Short task: Set each entry down verbatim, omitting images.
+++
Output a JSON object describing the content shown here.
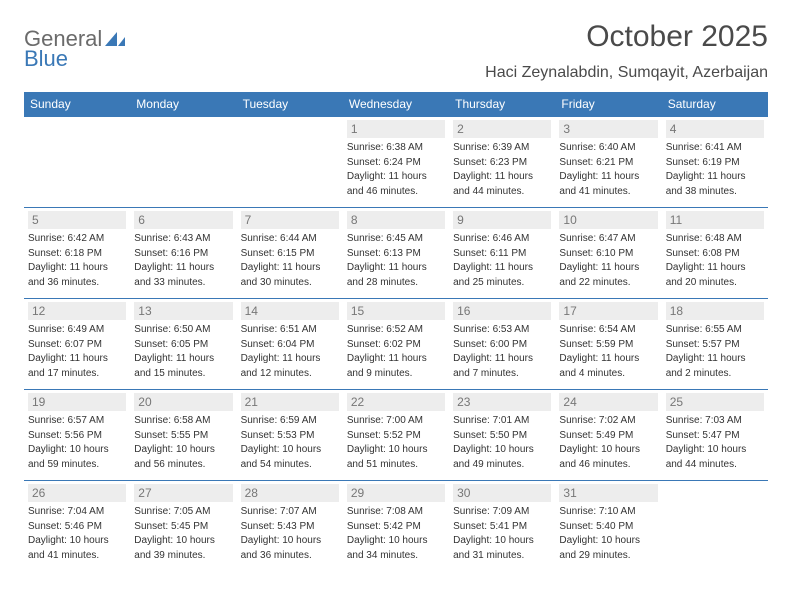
{
  "brand": {
    "word1": "General",
    "word2": "Blue"
  },
  "title": "October 2025",
  "location": "Haci Zeynalabdin, Sumqayit, Azerbaijan",
  "colors": {
    "accent": "#3a78b6",
    "text": "#333333",
    "muted": "#6b6b6b",
    "daybg": "#ededed"
  },
  "daysOfWeek": [
    "Sunday",
    "Monday",
    "Tuesday",
    "Wednesday",
    "Thursday",
    "Friday",
    "Saturday"
  ],
  "weeks": [
    [
      null,
      null,
      null,
      {
        "n": "1",
        "sr": "Sunrise: 6:38 AM",
        "ss": "Sunset: 6:24 PM",
        "d1": "Daylight: 11 hours",
        "d2": "and 46 minutes."
      },
      {
        "n": "2",
        "sr": "Sunrise: 6:39 AM",
        "ss": "Sunset: 6:23 PM",
        "d1": "Daylight: 11 hours",
        "d2": "and 44 minutes."
      },
      {
        "n": "3",
        "sr": "Sunrise: 6:40 AM",
        "ss": "Sunset: 6:21 PM",
        "d1": "Daylight: 11 hours",
        "d2": "and 41 minutes."
      },
      {
        "n": "4",
        "sr": "Sunrise: 6:41 AM",
        "ss": "Sunset: 6:19 PM",
        "d1": "Daylight: 11 hours",
        "d2": "and 38 minutes."
      }
    ],
    [
      {
        "n": "5",
        "sr": "Sunrise: 6:42 AM",
        "ss": "Sunset: 6:18 PM",
        "d1": "Daylight: 11 hours",
        "d2": "and 36 minutes."
      },
      {
        "n": "6",
        "sr": "Sunrise: 6:43 AM",
        "ss": "Sunset: 6:16 PM",
        "d1": "Daylight: 11 hours",
        "d2": "and 33 minutes."
      },
      {
        "n": "7",
        "sr": "Sunrise: 6:44 AM",
        "ss": "Sunset: 6:15 PM",
        "d1": "Daylight: 11 hours",
        "d2": "and 30 minutes."
      },
      {
        "n": "8",
        "sr": "Sunrise: 6:45 AM",
        "ss": "Sunset: 6:13 PM",
        "d1": "Daylight: 11 hours",
        "d2": "and 28 minutes."
      },
      {
        "n": "9",
        "sr": "Sunrise: 6:46 AM",
        "ss": "Sunset: 6:11 PM",
        "d1": "Daylight: 11 hours",
        "d2": "and 25 minutes."
      },
      {
        "n": "10",
        "sr": "Sunrise: 6:47 AM",
        "ss": "Sunset: 6:10 PM",
        "d1": "Daylight: 11 hours",
        "d2": "and 22 minutes."
      },
      {
        "n": "11",
        "sr": "Sunrise: 6:48 AM",
        "ss": "Sunset: 6:08 PM",
        "d1": "Daylight: 11 hours",
        "d2": "and 20 minutes."
      }
    ],
    [
      {
        "n": "12",
        "sr": "Sunrise: 6:49 AM",
        "ss": "Sunset: 6:07 PM",
        "d1": "Daylight: 11 hours",
        "d2": "and 17 minutes."
      },
      {
        "n": "13",
        "sr": "Sunrise: 6:50 AM",
        "ss": "Sunset: 6:05 PM",
        "d1": "Daylight: 11 hours",
        "d2": "and 15 minutes."
      },
      {
        "n": "14",
        "sr": "Sunrise: 6:51 AM",
        "ss": "Sunset: 6:04 PM",
        "d1": "Daylight: 11 hours",
        "d2": "and 12 minutes."
      },
      {
        "n": "15",
        "sr": "Sunrise: 6:52 AM",
        "ss": "Sunset: 6:02 PM",
        "d1": "Daylight: 11 hours",
        "d2": "and 9 minutes."
      },
      {
        "n": "16",
        "sr": "Sunrise: 6:53 AM",
        "ss": "Sunset: 6:00 PM",
        "d1": "Daylight: 11 hours",
        "d2": "and 7 minutes."
      },
      {
        "n": "17",
        "sr": "Sunrise: 6:54 AM",
        "ss": "Sunset: 5:59 PM",
        "d1": "Daylight: 11 hours",
        "d2": "and 4 minutes."
      },
      {
        "n": "18",
        "sr": "Sunrise: 6:55 AM",
        "ss": "Sunset: 5:57 PM",
        "d1": "Daylight: 11 hours",
        "d2": "and 2 minutes."
      }
    ],
    [
      {
        "n": "19",
        "sr": "Sunrise: 6:57 AM",
        "ss": "Sunset: 5:56 PM",
        "d1": "Daylight: 10 hours",
        "d2": "and 59 minutes."
      },
      {
        "n": "20",
        "sr": "Sunrise: 6:58 AM",
        "ss": "Sunset: 5:55 PM",
        "d1": "Daylight: 10 hours",
        "d2": "and 56 minutes."
      },
      {
        "n": "21",
        "sr": "Sunrise: 6:59 AM",
        "ss": "Sunset: 5:53 PM",
        "d1": "Daylight: 10 hours",
        "d2": "and 54 minutes."
      },
      {
        "n": "22",
        "sr": "Sunrise: 7:00 AM",
        "ss": "Sunset: 5:52 PM",
        "d1": "Daylight: 10 hours",
        "d2": "and 51 minutes."
      },
      {
        "n": "23",
        "sr": "Sunrise: 7:01 AM",
        "ss": "Sunset: 5:50 PM",
        "d1": "Daylight: 10 hours",
        "d2": "and 49 minutes."
      },
      {
        "n": "24",
        "sr": "Sunrise: 7:02 AM",
        "ss": "Sunset: 5:49 PM",
        "d1": "Daylight: 10 hours",
        "d2": "and 46 minutes."
      },
      {
        "n": "25",
        "sr": "Sunrise: 7:03 AM",
        "ss": "Sunset: 5:47 PM",
        "d1": "Daylight: 10 hours",
        "d2": "and 44 minutes."
      }
    ],
    [
      {
        "n": "26",
        "sr": "Sunrise: 7:04 AM",
        "ss": "Sunset: 5:46 PM",
        "d1": "Daylight: 10 hours",
        "d2": "and 41 minutes."
      },
      {
        "n": "27",
        "sr": "Sunrise: 7:05 AM",
        "ss": "Sunset: 5:45 PM",
        "d1": "Daylight: 10 hours",
        "d2": "and 39 minutes."
      },
      {
        "n": "28",
        "sr": "Sunrise: 7:07 AM",
        "ss": "Sunset: 5:43 PM",
        "d1": "Daylight: 10 hours",
        "d2": "and 36 minutes."
      },
      {
        "n": "29",
        "sr": "Sunrise: 7:08 AM",
        "ss": "Sunset: 5:42 PM",
        "d1": "Daylight: 10 hours",
        "d2": "and 34 minutes."
      },
      {
        "n": "30",
        "sr": "Sunrise: 7:09 AM",
        "ss": "Sunset: 5:41 PM",
        "d1": "Daylight: 10 hours",
        "d2": "and 31 minutes."
      },
      {
        "n": "31",
        "sr": "Sunrise: 7:10 AM",
        "ss": "Sunset: 5:40 PM",
        "d1": "Daylight: 10 hours",
        "d2": "and 29 minutes."
      },
      null
    ]
  ]
}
+++
Task answer:
Output a JSON object describing the content shown here.
{
  "brand": {
    "word1": "General",
    "word2": "Blue"
  },
  "title": "October 2025",
  "location": "Haci Zeynalabdin, Sumqayit, Azerbaijan",
  "colors": {
    "accent": "#3a78b6",
    "text": "#333333",
    "muted": "#6b6b6b",
    "daybg": "#ededed"
  },
  "daysOfWeek": [
    "Sunday",
    "Monday",
    "Tuesday",
    "Wednesday",
    "Thursday",
    "Friday",
    "Saturday"
  ],
  "weeks": [
    [
      null,
      null,
      null,
      {
        "n": "1",
        "sr": "Sunrise: 6:38 AM",
        "ss": "Sunset: 6:24 PM",
        "d1": "Daylight: 11 hours",
        "d2": "and 46 minutes."
      },
      {
        "n": "2",
        "sr": "Sunrise: 6:39 AM",
        "ss": "Sunset: 6:23 PM",
        "d1": "Daylight: 11 hours",
        "d2": "and 44 minutes."
      },
      {
        "n": "3",
        "sr": "Sunrise: 6:40 AM",
        "ss": "Sunset: 6:21 PM",
        "d1": "Daylight: 11 hours",
        "d2": "and 41 minutes."
      },
      {
        "n": "4",
        "sr": "Sunrise: 6:41 AM",
        "ss": "Sunset: 6:19 PM",
        "d1": "Daylight: 11 hours",
        "d2": "and 38 minutes."
      }
    ],
    [
      {
        "n": "5",
        "sr": "Sunrise: 6:42 AM",
        "ss": "Sunset: 6:18 PM",
        "d1": "Daylight: 11 hours",
        "d2": "and 36 minutes."
      },
      {
        "n": "6",
        "sr": "Sunrise: 6:43 AM",
        "ss": "Sunset: 6:16 PM",
        "d1": "Daylight: 11 hours",
        "d2": "and 33 minutes."
      },
      {
        "n": "7",
        "sr": "Sunrise: 6:44 AM",
        "ss": "Sunset: 6:15 PM",
        "d1": "Daylight: 11 hours",
        "d2": "and 30 minutes."
      },
      {
        "n": "8",
        "sr": "Sunrise: 6:45 AM",
        "ss": "Sunset: 6:13 PM",
        "d1": "Daylight: 11 hours",
        "d2": "and 28 minutes."
      },
      {
        "n": "9",
        "sr": "Sunrise: 6:46 AM",
        "ss": "Sunset: 6:11 PM",
        "d1": "Daylight: 11 hours",
        "d2": "and 25 minutes."
      },
      {
        "n": "10",
        "sr": "Sunrise: 6:47 AM",
        "ss": "Sunset: 6:10 PM",
        "d1": "Daylight: 11 hours",
        "d2": "and 22 minutes."
      },
      {
        "n": "11",
        "sr": "Sunrise: 6:48 AM",
        "ss": "Sunset: 6:08 PM",
        "d1": "Daylight: 11 hours",
        "d2": "and 20 minutes."
      }
    ],
    [
      {
        "n": "12",
        "sr": "Sunrise: 6:49 AM",
        "ss": "Sunset: 6:07 PM",
        "d1": "Daylight: 11 hours",
        "d2": "and 17 minutes."
      },
      {
        "n": "13",
        "sr": "Sunrise: 6:50 AM",
        "ss": "Sunset: 6:05 PM",
        "d1": "Daylight: 11 hours",
        "d2": "and 15 minutes."
      },
      {
        "n": "14",
        "sr": "Sunrise: 6:51 AM",
        "ss": "Sunset: 6:04 PM",
        "d1": "Daylight: 11 hours",
        "d2": "and 12 minutes."
      },
      {
        "n": "15",
        "sr": "Sunrise: 6:52 AM",
        "ss": "Sunset: 6:02 PM",
        "d1": "Daylight: 11 hours",
        "d2": "and 9 minutes."
      },
      {
        "n": "16",
        "sr": "Sunrise: 6:53 AM",
        "ss": "Sunset: 6:00 PM",
        "d1": "Daylight: 11 hours",
        "d2": "and 7 minutes."
      },
      {
        "n": "17",
        "sr": "Sunrise: 6:54 AM",
        "ss": "Sunset: 5:59 PM",
        "d1": "Daylight: 11 hours",
        "d2": "and 4 minutes."
      },
      {
        "n": "18",
        "sr": "Sunrise: 6:55 AM",
        "ss": "Sunset: 5:57 PM",
        "d1": "Daylight: 11 hours",
        "d2": "and 2 minutes."
      }
    ],
    [
      {
        "n": "19",
        "sr": "Sunrise: 6:57 AM",
        "ss": "Sunset: 5:56 PM",
        "d1": "Daylight: 10 hours",
        "d2": "and 59 minutes."
      },
      {
        "n": "20",
        "sr": "Sunrise: 6:58 AM",
        "ss": "Sunset: 5:55 PM",
        "d1": "Daylight: 10 hours",
        "d2": "and 56 minutes."
      },
      {
        "n": "21",
        "sr": "Sunrise: 6:59 AM",
        "ss": "Sunset: 5:53 PM",
        "d1": "Daylight: 10 hours",
        "d2": "and 54 minutes."
      },
      {
        "n": "22",
        "sr": "Sunrise: 7:00 AM",
        "ss": "Sunset: 5:52 PM",
        "d1": "Daylight: 10 hours",
        "d2": "and 51 minutes."
      },
      {
        "n": "23",
        "sr": "Sunrise: 7:01 AM",
        "ss": "Sunset: 5:50 PM",
        "d1": "Daylight: 10 hours",
        "d2": "and 49 minutes."
      },
      {
        "n": "24",
        "sr": "Sunrise: 7:02 AM",
        "ss": "Sunset: 5:49 PM",
        "d1": "Daylight: 10 hours",
        "d2": "and 46 minutes."
      },
      {
        "n": "25",
        "sr": "Sunrise: 7:03 AM",
        "ss": "Sunset: 5:47 PM",
        "d1": "Daylight: 10 hours",
        "d2": "and 44 minutes."
      }
    ],
    [
      {
        "n": "26",
        "sr": "Sunrise: 7:04 AM",
        "ss": "Sunset: 5:46 PM",
        "d1": "Daylight: 10 hours",
        "d2": "and 41 minutes."
      },
      {
        "n": "27",
        "sr": "Sunrise: 7:05 AM",
        "ss": "Sunset: 5:45 PM",
        "d1": "Daylight: 10 hours",
        "d2": "and 39 minutes."
      },
      {
        "n": "28",
        "sr": "Sunrise: 7:07 AM",
        "ss": "Sunset: 5:43 PM",
        "d1": "Daylight: 10 hours",
        "d2": "and 36 minutes."
      },
      {
        "n": "29",
        "sr": "Sunrise: 7:08 AM",
        "ss": "Sunset: 5:42 PM",
        "d1": "Daylight: 10 hours",
        "d2": "and 34 minutes."
      },
      {
        "n": "30",
        "sr": "Sunrise: 7:09 AM",
        "ss": "Sunset: 5:41 PM",
        "d1": "Daylight: 10 hours",
        "d2": "and 31 minutes."
      },
      {
        "n": "31",
        "sr": "Sunrise: 7:10 AM",
        "ss": "Sunset: 5:40 PM",
        "d1": "Daylight: 10 hours",
        "d2": "and 29 minutes."
      },
      null
    ]
  ]
}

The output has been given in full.